• What is needed: From the entries below, copy every line holding the word "that".

• Raw records:
---------------

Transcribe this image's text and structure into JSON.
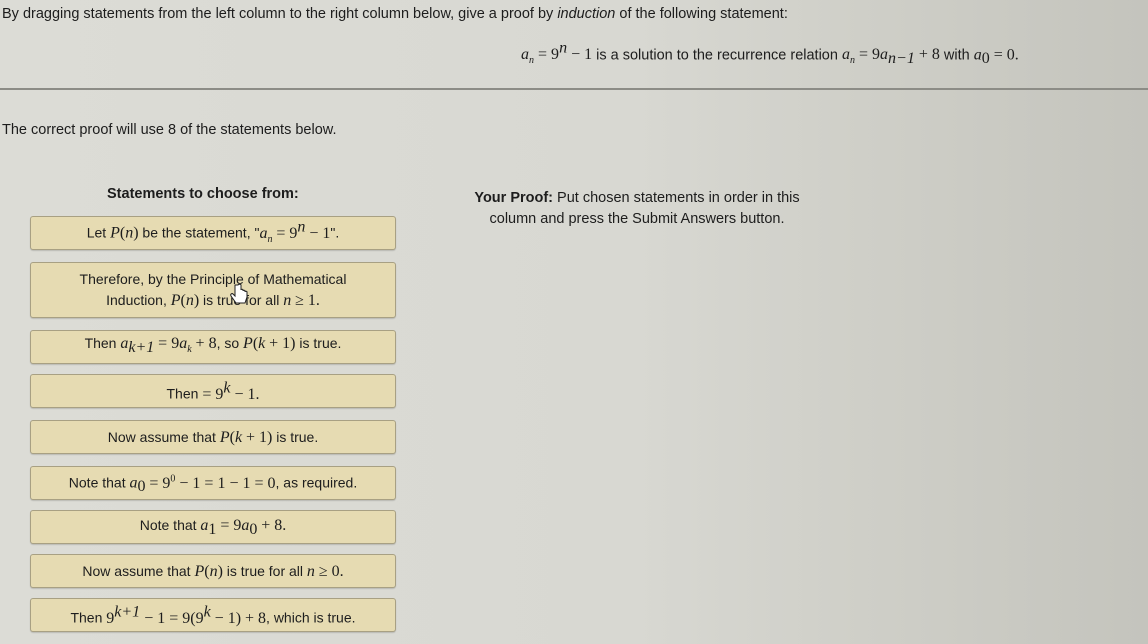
{
  "instructions": {
    "prefix": "By dragging statements from the left column to the right column below, give a proof by ",
    "emphasis": "induction",
    "suffix": " of the following statement:"
  },
  "statement": {
    "formula": "a_n = 9^n − 1",
    "text": " is a solution to the recurrence relation ",
    "recurrence": "a_n = 9a_{n−1} + 8",
    "with_text": " with ",
    "initial": "a_0 = 0."
  },
  "count_note": "The correct proof will use 8 of the statements below.",
  "left_column": {
    "heading": "Statements to choose from:",
    "statements": [
      {
        "id": 1,
        "text": "Let P(n) be the statement, \"a_n = 9^n − 1\"."
      },
      {
        "id": 2,
        "text": "Therefore, by the Principle of Mathematical Induction, P(n) is true for all n ≥ 1."
      },
      {
        "id": 3,
        "text": "Then a_{k+1} = 9a_k + 8, so P(k + 1) is true."
      },
      {
        "id": 4,
        "text": "Then = 9^k − 1."
      },
      {
        "id": 5,
        "text": "Now assume that P(k + 1) is true."
      },
      {
        "id": 6,
        "text": "Note that a_0 = 9^0 − 1 = 1 − 1 = 0, as required."
      },
      {
        "id": 7,
        "text": "Note that a_1 = 9a_0 + 8."
      },
      {
        "id": 8,
        "text": "Now assume that P(n) is true for all n ≥ 0."
      },
      {
        "id": 9,
        "text": "Then 9^{k+1} − 1 = 9(9^k − 1) + 8, which is true."
      }
    ]
  },
  "right_column": {
    "heading_bold": "Your Proof:",
    "heading_rest": " Put chosen statements in order in this column and press the Submit Answers button.",
    "statements": []
  }
}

---------------

• Response to the task:
        "text": "Now assume that P(k + 1) is true."
        "text": "Note that a_0 = 9^0 − 1 = 1 − 1 = 0, as required."
        "text": "Note that a_1 = 9a_0 + 8."
        "text": "Now assume that P(n) is true for all n ≥ 0."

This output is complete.